THE TASK. Below are records to transcribe exactly, without their pictures.

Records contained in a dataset
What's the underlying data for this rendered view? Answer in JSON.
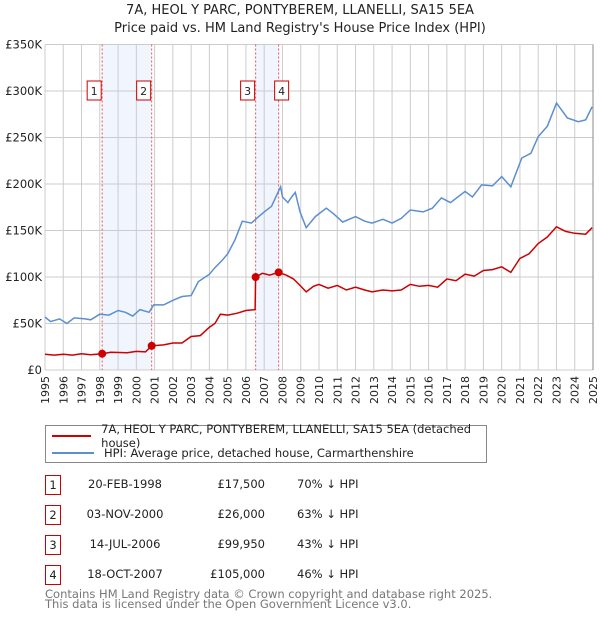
{
  "chart_data": {
    "type": "line",
    "title": "7A, HEOL Y PARC, PONTYBEREM, LLANELLI, SA15 5EA",
    "subtitle": "Price paid vs. HM Land Registry's House Price Index (HPI)",
    "xlim": [
      1995,
      2025
    ],
    "ylim": [
      0,
      350000
    ],
    "grid": true,
    "x_ticks": [
      "1995",
      "1996",
      "1997",
      "1998",
      "1999",
      "2000",
      "2001",
      "2002",
      "2003",
      "2004",
      "2005",
      "2006",
      "2007",
      "2008",
      "2009",
      "2010",
      "2011",
      "2012",
      "2013",
      "2014",
      "2015",
      "2016",
      "2017",
      "2018",
      "2019",
      "2020",
      "2021",
      "2022",
      "2023",
      "2024",
      "2025"
    ],
    "y_ticks": [
      {
        "value": 0,
        "label": "£0"
      },
      {
        "value": 50000,
        "label": "£50K"
      },
      {
        "value": 100000,
        "label": "£100K"
      },
      {
        "value": 150000,
        "label": "£150K"
      },
      {
        "value": 200000,
        "label": "£200K"
      },
      {
        "value": 250000,
        "label": "£250K"
      },
      {
        "value": 300000,
        "label": "£300K"
      },
      {
        "value": 350000,
        "label": "£350K"
      }
    ],
    "series": [
      {
        "name": "7A, HEOL Y PARC, PONTYBEREM, LLANELLI, SA15 5EA (detached house)",
        "color": "#cc0000",
        "points": [
          [
            1995,
            17000
          ],
          [
            1995.5,
            16000
          ],
          [
            1996,
            17000
          ],
          [
            1996.5,
            16000
          ],
          [
            1997,
            17500
          ],
          [
            1997.5,
            16500
          ],
          [
            1998.13,
            17500
          ],
          [
            1998.6,
            19000
          ],
          [
            1999.5,
            18500
          ],
          [
            2000,
            20000
          ],
          [
            2000.5,
            19500
          ],
          [
            2000.84,
            26000
          ],
          [
            2001.5,
            27000
          ],
          [
            2002,
            29000
          ],
          [
            2002.5,
            29000
          ],
          [
            2003,
            36000
          ],
          [
            2003.5,
            37000
          ],
          [
            2004,
            46000
          ],
          [
            2004.3,
            50000
          ],
          [
            2004.6,
            60000
          ],
          [
            2005,
            59000
          ],
          [
            2005.5,
            61000
          ],
          [
            2006,
            64000
          ],
          [
            2006.5,
            65000
          ],
          [
            2006.53,
            99950
          ],
          [
            2006.9,
            104000
          ],
          [
            2007.3,
            102000
          ],
          [
            2007.79,
            105000
          ],
          [
            2008.2,
            102000
          ],
          [
            2008.6,
            98000
          ],
          [
            2008.96,
            91000
          ],
          [
            2009.3,
            84000
          ],
          [
            2009.7,
            90000
          ],
          [
            2010,
            92000
          ],
          [
            2010.5,
            88000
          ],
          [
            2011,
            91000
          ],
          [
            2011.5,
            86000
          ],
          [
            2012,
            89000
          ],
          [
            2012.5,
            86000
          ],
          [
            2012.9,
            84000
          ],
          [
            2013.5,
            86000
          ],
          [
            2014,
            85000
          ],
          [
            2014.5,
            86000
          ],
          [
            2015,
            92000
          ],
          [
            2015.5,
            90000
          ],
          [
            2016,
            91000
          ],
          [
            2016.5,
            89000
          ],
          [
            2017,
            98000
          ],
          [
            2017.5,
            96000
          ],
          [
            2018,
            103000
          ],
          [
            2018.5,
            101000
          ],
          [
            2019,
            107000
          ],
          [
            2019.5,
            108000
          ],
          [
            2020,
            111000
          ],
          [
            2020.5,
            105000
          ],
          [
            2021,
            120000
          ],
          [
            2021.5,
            125000
          ],
          [
            2022,
            136000
          ],
          [
            2022.5,
            143000
          ],
          [
            2023,
            154000
          ],
          [
            2023.5,
            149000
          ],
          [
            2024,
            147000
          ],
          [
            2024.6,
            146000
          ],
          [
            2024.95,
            153000
          ]
        ]
      },
      {
        "name": "HPI: Average price, detached house, Carmarthenshire",
        "color": "#5b8fd0",
        "points": [
          [
            1995,
            57000
          ],
          [
            1995.3,
            52000
          ],
          [
            1995.8,
            55000
          ],
          [
            1996.2,
            50000
          ],
          [
            1996.6,
            56000
          ],
          [
            1997.2,
            55000
          ],
          [
            1997.5,
            54000
          ],
          [
            1998,
            60000
          ],
          [
            1998.5,
            59000
          ],
          [
            1999,
            64000
          ],
          [
            1999.4,
            62000
          ],
          [
            1999.8,
            58000
          ],
          [
            2000.2,
            65000
          ],
          [
            2000.7,
            62000
          ],
          [
            2000.95,
            70000
          ],
          [
            2001.5,
            70000
          ],
          [
            2002,
            75000
          ],
          [
            2002.5,
            79000
          ],
          [
            2003,
            80000
          ],
          [
            2003.4,
            95000
          ],
          [
            2004,
            103000
          ],
          [
            2004.3,
            110000
          ],
          [
            2004.7,
            118000
          ],
          [
            2005,
            125000
          ],
          [
            2005.4,
            140000
          ],
          [
            2005.8,
            160000
          ],
          [
            2006.3,
            158000
          ],
          [
            2006.7,
            165000
          ],
          [
            2007,
            170000
          ],
          [
            2007.4,
            176000
          ],
          [
            2008,
            186000
          ],
          [
            2008.3,
            180000
          ],
          [
            2008.7,
            191000
          ],
          [
            2007.9,
            197000
          ],
          [
            2008.5,
            186000
          ],
          [
            2008.96,
            170000
          ],
          [
            2009.3,
            153000
          ],
          [
            2009.8,
            165000
          ],
          [
            2010.4,
            174000
          ],
          [
            2010.8,
            168000
          ],
          [
            2011.3,
            159000
          ],
          [
            2012,
            165000
          ],
          [
            2012.5,
            160000
          ],
          [
            2012.9,
            158000
          ],
          [
            2013.5,
            162000
          ],
          [
            2014,
            158000
          ],
          [
            2014.5,
            163000
          ],
          [
            2015,
            172000
          ],
          [
            2015.7,
            170000
          ],
          [
            2016.2,
            174000
          ],
          [
            2016.7,
            185000
          ],
          [
            2017.2,
            180000
          ],
          [
            2018,
            192000
          ],
          [
            2018.4,
            186000
          ],
          [
            2018.9,
            199000
          ],
          [
            2019.5,
            198000
          ],
          [
            2020,
            208000
          ],
          [
            2020.5,
            197000
          ],
          [
            2021.1,
            228000
          ],
          [
            2021.6,
            233000
          ],
          [
            2022,
            251000
          ],
          [
            2022.5,
            262000
          ],
          [
            2023,
            287000
          ],
          [
            2023.6,
            271000
          ],
          [
            2024.2,
            267000
          ],
          [
            2024.6,
            269000
          ],
          [
            2024.95,
            283000
          ]
        ]
      }
    ],
    "sales": [
      {
        "id": "1",
        "year": 1998.13,
        "price": 17500,
        "date": "20-FEB-1998",
        "price_label": "£17,500",
        "hpi": "70% ↓ HPI"
      },
      {
        "id": "2",
        "year": 2000.84,
        "price": 26000,
        "date": "03-NOV-2000",
        "price_label": "£26,000",
        "hpi": "63% ↓ HPI"
      },
      {
        "id": "3",
        "year": 2006.53,
        "price": 99950,
        "date": "14-JUL-2006",
        "price_label": "£99,950",
        "hpi": "43% ↓ HPI"
      },
      {
        "id": "4",
        "year": 2007.79,
        "price": 105000,
        "date": "18-OCT-2007",
        "price_label": "£105,000",
        "hpi": "46% ↓ HPI"
      }
    ],
    "legend_position": "bottom"
  },
  "footer": {
    "line1": "Contains HM Land Registry data © Crown copyright and database right 2025.",
    "line2": "This data is licensed under the Open Government Licence v3.0."
  }
}
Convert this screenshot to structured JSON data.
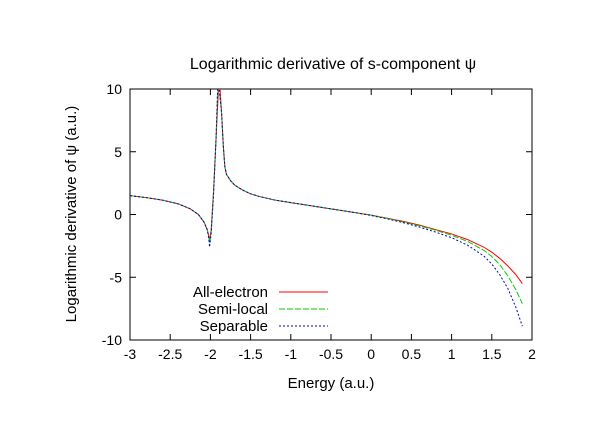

WRITTEN RESPONSE.
What's the underlying data for this rendered view? Answer in JSON.
{
  "chart_data": {
    "type": "line",
    "title": "7A, HEOL Y PARC, PONTYBEREM, LLANELLI, SA15 5EA",
    "subtitle": "Price paid vs. HM Land Registry's House Price Index (HPI)",
    "xlim": [
      1995,
      2025
    ],
    "ylim": [
      0,
      350000
    ],
    "grid": true,
    "x_ticks": [
      "1995",
      "1996",
      "1997",
      "1998",
      "1999",
      "2000",
      "2001",
      "2002",
      "2003",
      "2004",
      "2005",
      "2006",
      "2007",
      "2008",
      "2009",
      "2010",
      "2011",
      "2012",
      "2013",
      "2014",
      "2015",
      "2016",
      "2017",
      "2018",
      "2019",
      "2020",
      "2021",
      "2022",
      "2023",
      "2024",
      "2025"
    ],
    "y_ticks": [
      {
        "value": 0,
        "label": "£0"
      },
      {
        "value": 50000,
        "label": "£50K"
      },
      {
        "value": 100000,
        "label": "£100K"
      },
      {
        "value": 150000,
        "label": "£150K"
      },
      {
        "value": 200000,
        "label": "£200K"
      },
      {
        "value": 250000,
        "label": "£250K"
      },
      {
        "value": 300000,
        "label": "£300K"
      },
      {
        "value": 350000,
        "label": "£350K"
      }
    ],
    "series": [
      {
        "name": "7A, HEOL Y PARC, PONTYBEREM, LLANELLI, SA15 5EA (detached house)",
        "color": "#cc0000",
        "points": [
          [
            1995,
            17000
          ],
          [
            1995.5,
            16000
          ],
          [
            1996,
            17000
          ],
          [
            1996.5,
            16000
          ],
          [
            1997,
            17500
          ],
          [
            1997.5,
            16500
          ],
          [
            1998.13,
            17500
          ],
          [
            1998.6,
            19000
          ],
          [
            1999.5,
            18500
          ],
          [
            2000,
            20000
          ],
          [
            2000.5,
            19500
          ],
          [
            2000.84,
            26000
          ],
          [
            2001.5,
            27000
          ],
          [
            2002,
            29000
          ],
          [
            2002.5,
            29000
          ],
          [
            2003,
            36000
          ],
          [
            2003.5,
            37000
          ],
          [
            2004,
            46000
          ],
          [
            2004.3,
            50000
          ],
          [
            2004.6,
            60000
          ],
          [
            2005,
            59000
          ],
          [
            2005.5,
            61000
          ],
          [
            2006,
            64000
          ],
          [
            2006.5,
            65000
          ],
          [
            2006.53,
            99950
          ],
          [
            2006.9,
            104000
          ],
          [
            2007.3,
            102000
          ],
          [
            2007.79,
            105000
          ],
          [
            2008.2,
            102000
          ],
          [
            2008.6,
            98000
          ],
          [
            2008.96,
            91000
          ],
          [
            2009.3,
            84000
          ],
          [
            2009.7,
            90000
          ],
          [
            2010,
            92000
          ],
          [
            2010.5,
            88000
          ],
          [
            2011,
            91000
          ],
          [
            2011.5,
            86000
          ],
          [
            2012,
            89000
          ],
          [
            2012.5,
            86000
          ],
          [
            2012.9,
            84000
          ],
          [
            2013.5,
            86000
          ],
          [
            2014,
            85000
          ],
          [
            2014.5,
            86000
          ],
          [
            2015,
            92000
          ],
          [
            2015.5,
            90000
          ],
          [
            2016,
            91000
          ],
          [
            2016.5,
            89000
          ],
          [
            2017,
            98000
          ],
          [
            2017.5,
            96000
          ],
          [
            2018,
            103000
          ],
          [
            2018.5,
            101000
          ],
          [
            2019,
            107000
          ],
          [
            2019.5,
            108000
          ],
          [
            2020,
            111000
          ],
          [
            2020.5,
            105000
          ],
          [
            2021,
            120000
          ],
          [
            2021.5,
            125000
          ],
          [
            2022,
            136000
          ],
          [
            2022.5,
            143000
          ],
          [
            2023,
            154000
          ],
          [
            2023.5,
            149000
          ],
          [
            2024,
            147000
          ],
          [
            2024.6,
            146000
          ],
          [
            2024.95,
            153000
          ]
        ]
      },
      {
        "name": "HPI: Average price, detached house, Carmarthenshire",
        "color": "#5b8fd0",
        "points": [
          [
            1995,
            57000
          ],
          [
            1995.3,
            52000
          ],
          [
            1995.8,
            55000
          ],
          [
            1996.2,
            50000
          ],
          [
            1996.6,
            56000
          ],
          [
            1997.2,
            55000
          ],
          [
            1997.5,
            54000
          ],
          [
            1998,
            60000
          ],
          [
            1998.5,
            59000
          ],
          [
            1999,
            64000
          ],
          [
            1999.4,
            62000
          ],
          [
            1999.8,
            58000
          ],
          [
            2000.2,
            65000
          ],
          [
            2000.7,
            62000
          ],
          [
            2000.95,
            70000
          ],
          [
            2001.5,
            70000
          ],
          [
            2002,
            75000
          ],
          [
            2002.5,
            79000
          ],
          [
            2003,
            80000
          ],
          [
            2003.4,
            95000
          ],
          [
            2004,
            103000
          ],
          [
            2004.3,
            110000
          ],
          [
            2004.7,
            118000
          ],
          [
            2005,
            125000
          ],
          [
            2005.4,
            140000
          ],
          [
            2005.8,
            160000
          ],
          [
            2006.3,
            158000
          ],
          [
            2006.7,
            165000
          ],
          [
            2007,
            170000
          ],
          [
            2007.4,
            176000
          ],
          [
            2008,
            186000
          ],
          [
            2008.3,
            180000
          ],
          [
            2008.7,
            191000
          ],
          [
            2007.9,
            197000
          ],
          [
            2008.5,
            186000
          ],
          [
            2008.96,
            170000
          ],
          [
            2009.3,
            153000
          ],
          [
            2009.8,
            165000
          ],
          [
            2010.4,
            174000
          ],
          [
            2010.8,
            168000
          ],
          [
            2011.3,
            159000
          ],
          [
            2012,
            165000
          ],
          [
            2012.5,
            160000
          ],
          [
            2012.9,
            158000
          ],
          [
            2013.5,
            162000
          ],
          [
            2014,
            158000
          ],
          [
            2014.5,
            163000
          ],
          [
            2015,
            172000
          ],
          [
            2015.7,
            170000
          ],
          [
            2016.2,
            174000
          ],
          [
            2016.7,
            185000
          ],
          [
            2017.2,
            180000
          ],
          [
            2018,
            192000
          ],
          [
            2018.4,
            186000
          ],
          [
            2018.9,
            199000
          ],
          [
            2019.5,
            198000
          ],
          [
            2020,
            208000
          ],
          [
            2020.5,
            197000
          ],
          [
            2021.1,
            228000
          ],
          [
            2021.6,
            233000
          ],
          [
            2022,
            251000
          ],
          [
            2022.5,
            262000
          ],
          [
            2023,
            287000
          ],
          [
            2023.6,
            271000
          ],
          [
            2024.2,
            267000
          ],
          [
            2024.6,
            269000
          ],
          [
            2024.95,
            283000
          ]
        ]
      }
    ],
    "sales": [
      {
        "id": "1",
        "year": 1998.13,
        "price": 17500,
        "date": "20-FEB-1998",
        "price_label": "£17,500",
        "hpi": "70% ↓ HPI"
      },
      {
        "id": "2",
        "year": 2000.84,
        "price": 26000,
        "date": "03-NOV-2000",
        "price_label": "£26,000",
        "hpi": "63% ↓ HPI"
      },
      {
        "id": "3",
        "year": 2006.53,
        "price": 99950,
        "date": "14-JUL-2006",
        "price_label": "£99,950",
        "hpi": "43% ↓ HPI"
      },
      {
        "id": "4",
        "year": 2007.79,
        "price": 105000,
        "date": "18-OCT-2007",
        "price_label": "£105,000",
        "hpi": "46% ↓ HPI"
      }
    ],
    "legend_position": "bottom"
  },
  "footer": {
    "line1": "Contains HM Land Registry data © Crown copyright and database right 2025.",
    "line2": "This data is licensed under the Open Government Licence v3.0."
  }
}
Convert this screenshot to structured JSON data.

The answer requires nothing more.